[Input material]:
>>>

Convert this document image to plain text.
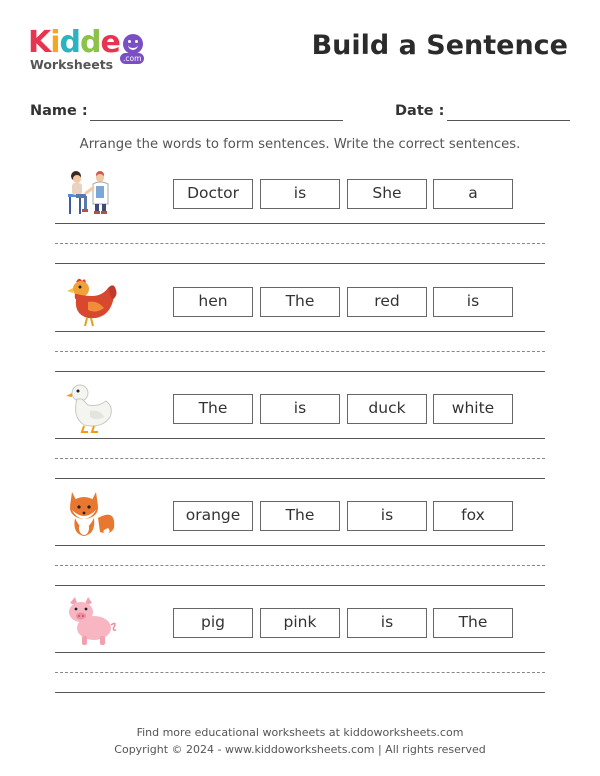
Kidde
Worksheets	.com	Build a Sentence
Name :	Date :
Arrange the words to form sentences. Write the correct sentences.
Doctor	is	She	a
hen	The	red	is
The	is	duck	white
orange	The	is	fox
pig	pink	is	The
Find more educational worksheets at kiddoworksheets.com
Copyright © 2024 - www.kiddoworksheets.com | All rights reserved
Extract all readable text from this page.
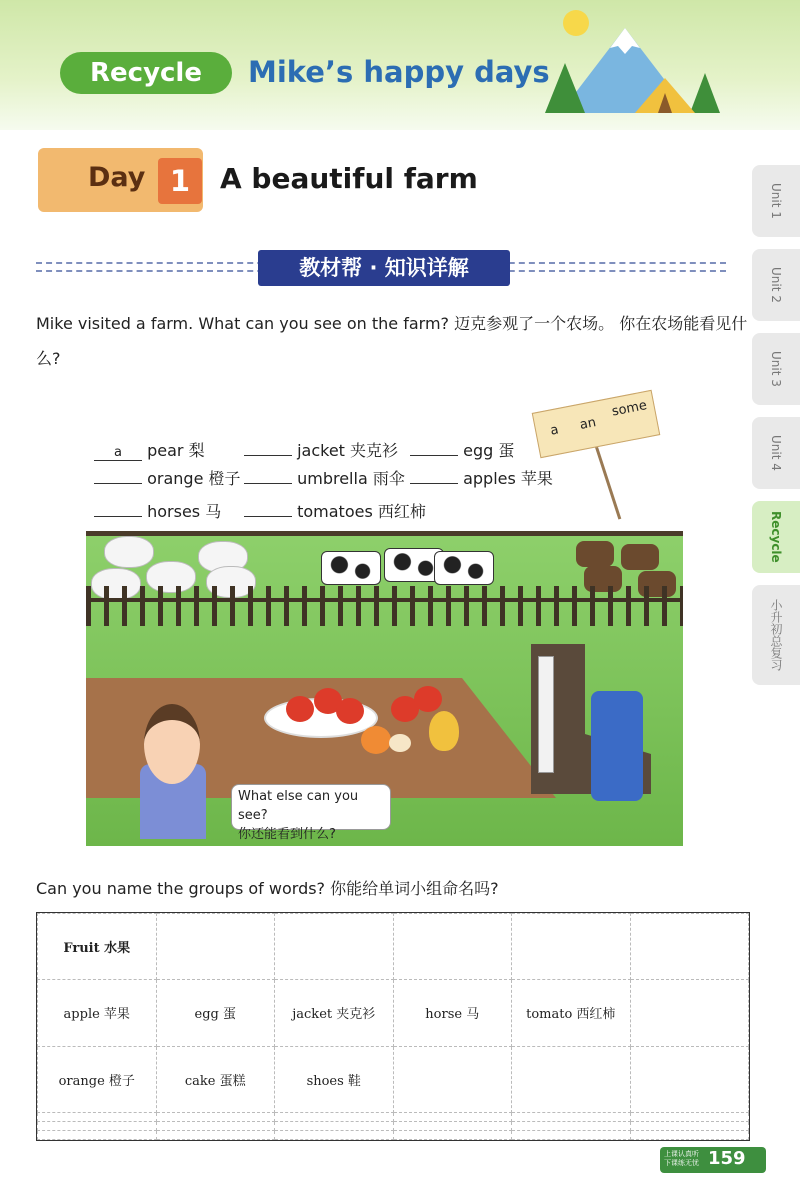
Recycle	Mike’s happy days
Day 1	A beautiful farm
Unit 1
Unit 2
Unit 3
Unit 4
Recycle
小升初总复习
教材帮 · 知识详解
Mike visited a farm. What can you see on the farm? 迈克参观了一个农场。 你在农场能看见什么?
a pear 梨	jacket 夹克衫	egg 蛋
orange 橙子	umbrella 雨伞	apples 苹果
horses 马	tomatoes 西红柿
a an
some
What else can you see?
你还能看到什么?
Can you name the groups of words? 你能给单词小组命名吗?
Fruit 水果					
apple 苹果	egg 蛋	jacket 夹克衫	horse 马	tomato 西红柿	
orange 橙子	cake 蛋糕	shoes 鞋			

上课认真听
下课练无忧 159
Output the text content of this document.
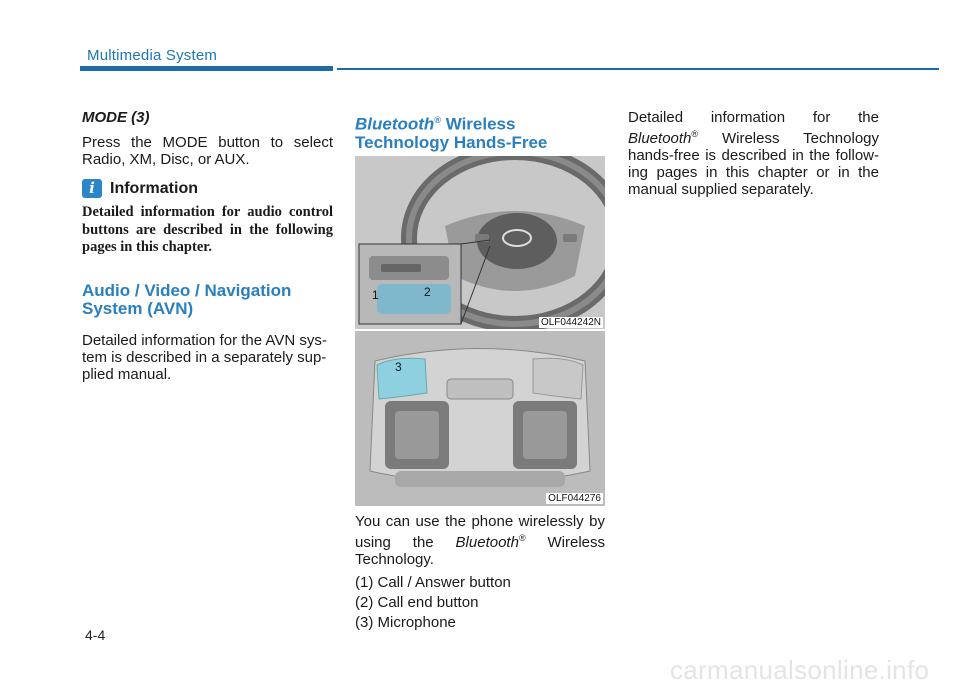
Multimedia System

MODE (3)

Press the MODE button to select Radio, XM, Disc, or AUX.

i Information

Detailed information for audio control buttons are described in the following pages in this chapter.

Audio / Video / Navigation
System (AVN)

Detailed information for the AVN sys- tem is described in a separately sup- plied manual.

Bluetooth® Wireless
Technology Hands-Free

1	2
OLF044242N
3
OLF044276

You can use the phone wirelessly by using the Bluetooth® Wireless Technology.

(1) Call / Answer button

(2) Call end button

(3) Microphone

Detailed information for the Bluetooth® Wireless Technology hands-free is described in the follow- ing pages in this chapter or in the manual supplied separately.

4-4
carmanualsonline.info
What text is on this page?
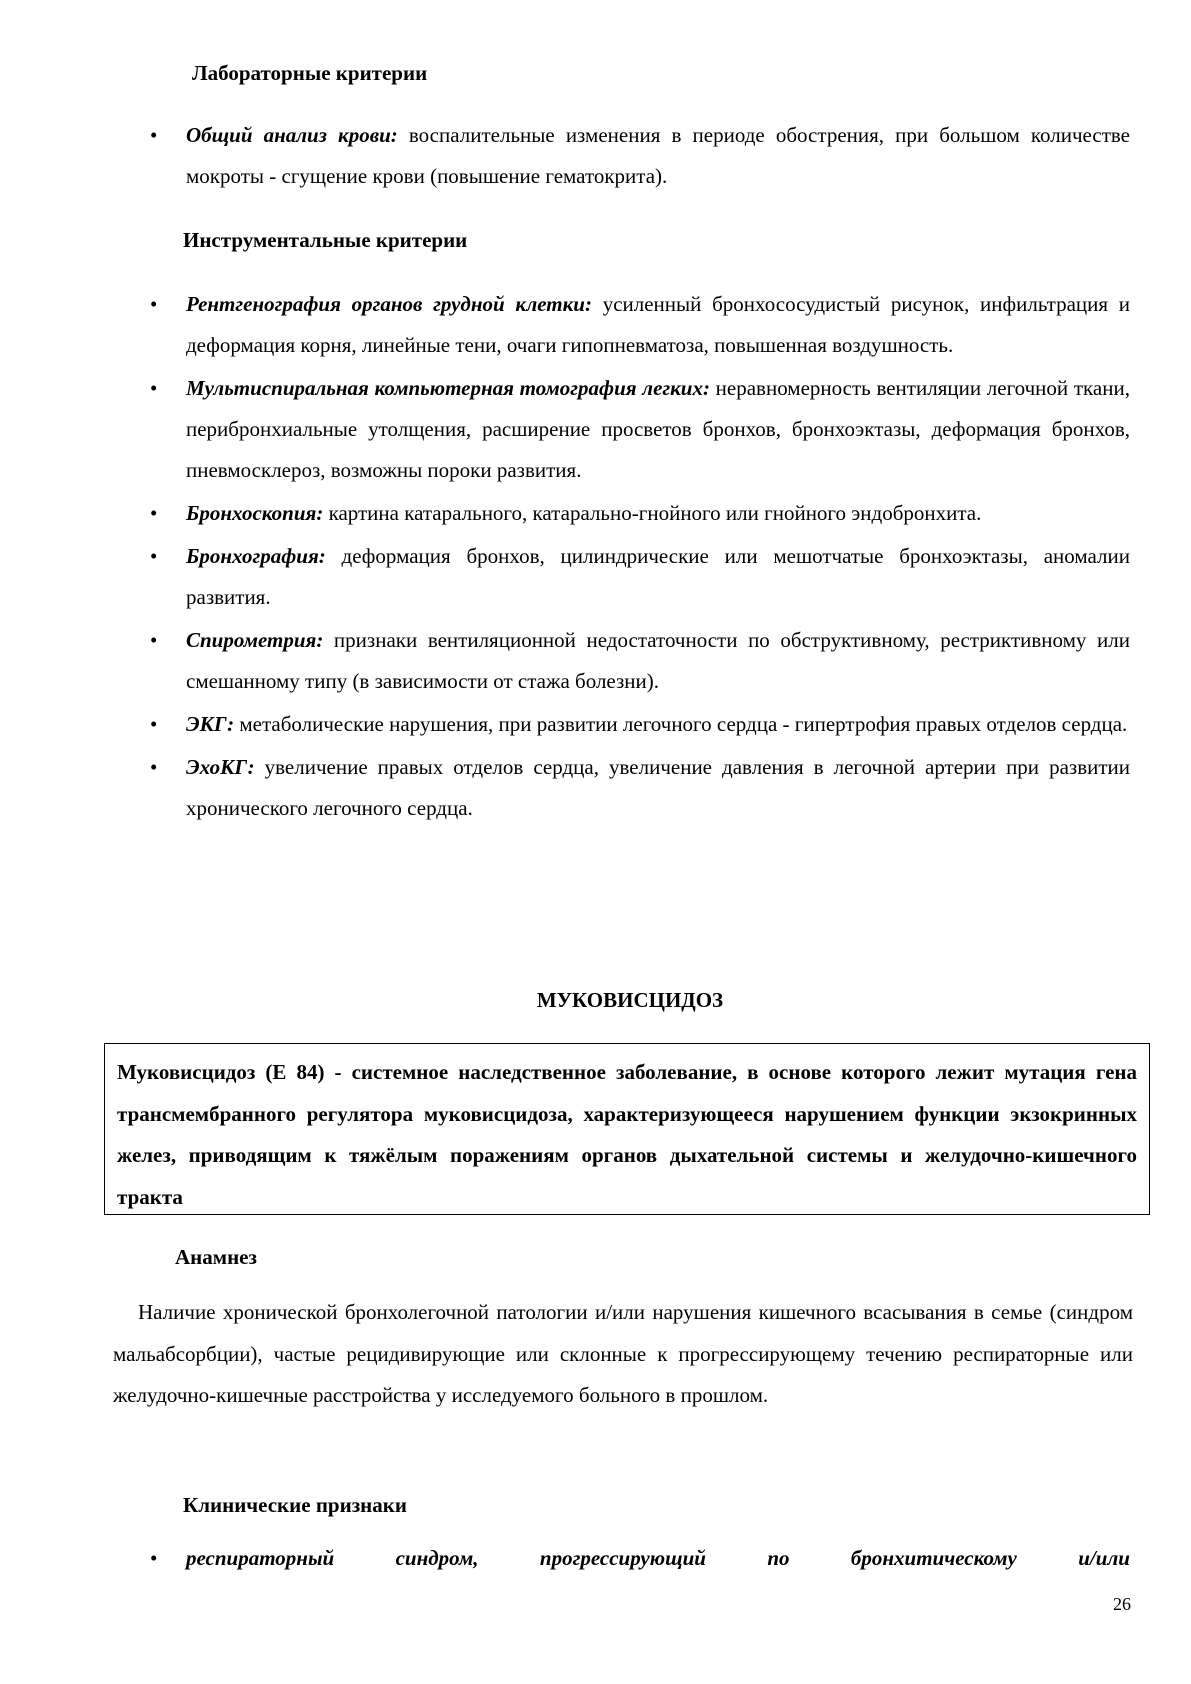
Лабораторные критерии
• Общий анализ крови: воспалительные изменения в периоде обострения, при большом количестве мокроты - сгущение крови (повышение гематокрита).
Инструментальные критерии
• Рентгенография органов грудной клетки: усиленный бронхососудистый рисунок, инфильтрация и деформация корня, линейные тени, очаги гипопневматоза, повышенная воздушность.
• Мультиспиральная компьютерная томография легких: неравномерность вентиляции легочной ткани, перибронхиальные утолщения, расширение просветов бронхов, бронхоэктазы, деформация бронхов, пневмосклероз, возможны пороки развития.
• Бронхоскопия: картина катарального, катарально-гнойного или гнойного эндобронхита.
• Бронхография: деформация бронхов, цилиндрические или мешотчатые бронхоэктазы, аномалии развития.
• Спирометрия: признаки вентиляционной недостаточности по обструктивному, рестриктивному или смешанному типу (в зависимости от стажа болезни).
• ЭКГ: метаболические нарушения, при развитии легочного сердца - гипертрофия правых отделов сердца.
• ЭхоКГ: увеличение правых отделов сердца, увеличение давления в легочной артерии при развитии хронического легочного сердца.
МУКОВИСЦИДОЗ

Муковисцидоз (Е 84) - системное наследственное заболевание, в основе которого лежит мутация гена трансмембранного регулятора муковисцидоза, характеризующееся нарушением функции экзокринных желез, приводящим к тяжёлым поражениям органов дыхательной системы и желудочно-кишечного тракта

Анамнез

Наличие хронической бронхолегочной патологии и/или нарушения кишечного всасывания в семье (синдром мальабсорбции), частые рецидивирующие или склонные к прогрессирующему течению респираторные или желудочно-кишечные расстройства у исследуемого больного в прошлом.

Клинические признаки
• респираторный	синдром,	прогрессирующий	по	бронхитическому	и/или
26
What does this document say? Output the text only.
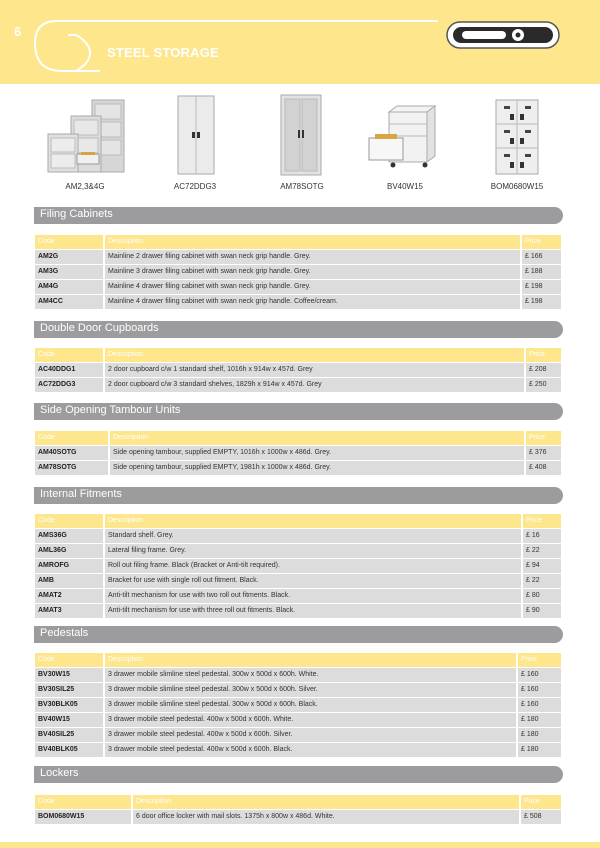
6
STEEL STORAGE
AM2,3&4G	AC72DDG3	AM78SOTG	BV40W15	BOM0680W15
Filing Cabinets
Code	Description	Price
AM2G	Mainline 2 drawer filing cabinet with swan neck grip handle. Grey.	£ 166
AM3G	Mainline 3 drawer filing cabinet with swan neck grip handle. Grey.	£ 188
AM4G	Mainline 4 drawer filing cabinet with swan neck grip handle. Grey.	£ 198
AM4CC	Mainline 4 drawer filing cabinet with swan neck grip handle. Coffee/cream.	£ 198
Double Door Cupboards
Code	Description	Price
AC40DDG1	2 door cupboard c/w 1 standard shelf, 1016h x 914w x 457d. Grey	£ 208
AC72DDG3	2 door cupboard c/w 3 standard shelves, 1829h x 914w x 457d. Grey	£ 250
Side Opening Tambour Units
Code	Description	Price
AM40SOTG	Side opening tambour, supplied EMPTY, 1016h x 1000w x 486d. Grey.	£ 376
AM78SOTG	Side opening tambour, supplied EMPTY, 1981h x 1000w x 486d. Grey.	£ 408
Internal Fitments
Code	Description	Price
AMS36G	Standard shelf. Grey.	£ 16
AML36G	Lateral filing frame. Grey.	£ 22
AMROFG	Roll out filing frame. Black (Bracket or Anti-tilt required).	£ 94
AMB	Bracket for use with single roll out fitment. Black.	£ 22
AMAT2	Anti-tilt mechanism for use with two roll out fitments. Black.	£ 80
AMAT3	Anti-tilt mechanism for use with three roll out fitments. Black.	£ 90
Pedestals
Code	Description	Price
BV30W15	3 drawer mobile slimline steel pedestal. 300w x 500d x 600h. White.	£ 160
BV30SIL25	3 drawer mobile slimline steel pedestal. 300w x 500d x 600h. Silver.	£ 160
BV30BLK05	3 drawer mobile slimline steel pedestal. 300w x 500d x 600h. Black.	£ 160
BV40W15	3 drawer mobile steel pedestal. 400w x 500d x 600h. White.	£ 180
BV40SIL25	3 drawer mobile steel pedestal. 400w x 500d x 600h. Silver.	£ 180
BV40BLK05	3 drawer mobile steel pedestal. 400w x 500d x 600h. Black.	£ 180
Lockers
Code	Description	Price
BOM0680W15	6 door office locker with mail slots. 1375h x 800w x 486d. White.	£ 508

<<<

[Short task]: Output, exactly, all the records above; include no pictures.

[Complete output]:
Convert this document image to plain text.
Kidde
Worksheets	.com	Build a Sentence
Name :	Date :
Arrange the words to form sentences. Write the correct sentences.
Doctor	is	She	a
hen	The	red	is
The	is	duck	white
orange	The	is	fox
pig	pink	is	The
Find more educational worksheets at kiddoworksheets.com
Copyright © 2024 - www.kiddoworksheets.com | All rights reserved
Extract all readable text from this page.
Recycle	Mike’s happy days
Day 1	A beautiful farm
Unit 1
Unit 2
Unit 3
Unit 4
Recycle
小升初总复习
教材帮 · 知识详解
Mike visited a farm. What can you see on the farm? 迈克参观了一个农场。 你在农场能看见什么?
a pear 梨	jacket 夹克衫	egg 蛋
orange 橙子	umbrella 雨伞	apples 苹果
horses 马	tomatoes 西红柿
a an
some
What else can you see?
你还能看到什么?
Can you name the groups of words? 你能给单词小组命名吗?
Fruit 水果					
apple 苹果	egg 蛋	jacket 夹克衫	horse 马	tomato 西红柿	
orange 橙子	cake 蛋糕	shoes 鞋			

上课认真听
下课练无忧 159
Output the text content of this document.
Multimedia System

MODE (3)

Press the MODE button to select Radio, XM, Disc, or AUX.

i Information

Detailed information for audio control buttons are described in the following pages in this chapter.

Audio / Video / Navigation
System (AVN)

Detailed information for the AVN sys- tem is described in a separately sup- plied manual.

Bluetooth® Wireless
Technology Hands-Free

1	2
OLF044242N
3
OLF044276

You can use the phone wirelessly by using the Bluetooth® Wireless Technology.

(1) Call / Answer button

(2) Call end button

(3) Microphone

Detailed information for the Bluetooth® Wireless Technology hands-free is described in the follow- ing pages in this chapter or in the manual supplied separately.

4-4
carmanualsonline.info
What text is on this page?
Лабораторные критерии
• Общий анализ крови: воспалительные изменения в периоде обострения, при большом количестве мокроты - сгущение крови (повышение гематокрита).
Инструментальные критерии
• Рентгенография органов грудной клетки: усиленный бронхососудистый рисунок, инфильтрация и деформация корня, линейные тени, очаги гипопневматоза, повышенная воздушность.
• Мультиспиральная компьютерная томография легких: неравномерность вентиляции легочной ткани, перибронхиальные утолщения, расширение просветов бронхов, бронхоэктазы, деформация бронхов, пневмосклероз, возможны пороки развития.
• Бронхоскопия: картина катарального, катарально-гнойного или гнойного эндобронхита.
• Бронхография: деформация бронхов, цилиндрические или мешотчатые бронхоэктазы, аномалии развития.
• Спирометрия: признаки вентиляционной недостаточности по обструктивному, рестриктивному или смешанному типу (в зависимости от стажа болезни).
• ЭКГ: метаболические нарушения, при развитии легочного сердца - гипертрофия правых отделов сердца.
• ЭхоКГ: увеличение правых отделов сердца, увеличение давления в легочной артерии при развитии хронического легочного сердца.
МУКОВИСЦИДОЗ

Муковисцидоз (Е 84) - системное наследственное заболевание, в основе которого лежит мутация гена трансмембранного регулятора муковисцидоза, характеризующееся нарушением функции экзокринных желез, приводящим к тяжёлым поражениям органов дыхательной системы и желудочно-кишечного тракта

Анамнез

Наличие хронической бронхолегочной патологии и/или нарушения кишечного всасывания в семье (синдром мальабсорбции), частые рецидивирующие или склонные к прогрессирующему течению респираторные или желудочно-кишечные расстройства у исследуемого больного в прошлом.

Клинические признаки
• респираторный	синдром,	прогрессирующий	по	бронхитическому	и/или
26
What does this document say? Output the text only.
6
STEEL STORAGE
AM2,3&4G	AC72DDG3	AM78SOTG	BV40W15	BOM0680W15
Filing Cabinets
Code	Description	Price
AM2G	Mainline 2 drawer filing cabinet with swan neck grip handle. Grey.	£ 166
AM3G	Mainline 3 drawer filing cabinet with swan neck grip handle. Grey.	£ 188
AM4G	Mainline 4 drawer filing cabinet with swan neck grip handle. Grey.	£ 198
AM4CC	Mainline 4 drawer filing cabinet with swan neck grip handle. Coffee/cream.	£ 198
Double Door Cupboards
Code	Description	Price
AC40DDG1	2 door cupboard c/w 1 standard shelf, 1016h x 914w x 457d. Grey	£ 208
AC72DDG3	2 door cupboard c/w 3 standard shelves, 1829h x 914w x 457d. Grey	£ 250
Side Opening Tambour Units
Code	Description	Price
AM40SOTG	Side opening tambour, supplied EMPTY, 1016h x 1000w x 486d. Grey.	£ 376
AM78SOTG	Side opening tambour, supplied EMPTY, 1981h x 1000w x 486d. Grey.	£ 408
Internal Fitments
Code	Description	Price
AMS36G	Standard shelf. Grey.	£ 16
AML36G	Lateral filing frame. Grey.	£ 22
AMROFG	Roll out filing frame. Black (Bracket or Anti-tilt required).	£ 94
AMB	Bracket for use with single roll out fitment. Black.	£ 22
AMAT2	Anti-tilt mechanism for use with two roll out fitments. Black.	£ 80
AMAT3	Anti-tilt mechanism for use with three roll out fitments. Black.	£ 90
Pedestals
Code	Description	Price
BV30W15	3 drawer mobile slimline steel pedestal. 300w x 500d x 600h. White.	£ 160
BV30SIL25	3 drawer mobile slimline steel pedestal. 300w x 500d x 600h. Silver.	£ 160
BV30BLK05	3 drawer mobile slimline steel pedestal. 300w x 500d x 600h. Black.	£ 160
BV40W15	3 drawer mobile steel pedestal. 400w x 500d x 600h. White.	£ 180
BV40SIL25	3 drawer mobile steel pedestal. 400w x 500d x 600h. Silver.	£ 180
BV40BLK05	3 drawer mobile steel pedestal. 400w x 500d x 600h. Black.	£ 180
Lockers
Code	Description	Price
BOM0680W15	6 door office locker with mail slots. 1375h x 800w x 486d. White.	£ 508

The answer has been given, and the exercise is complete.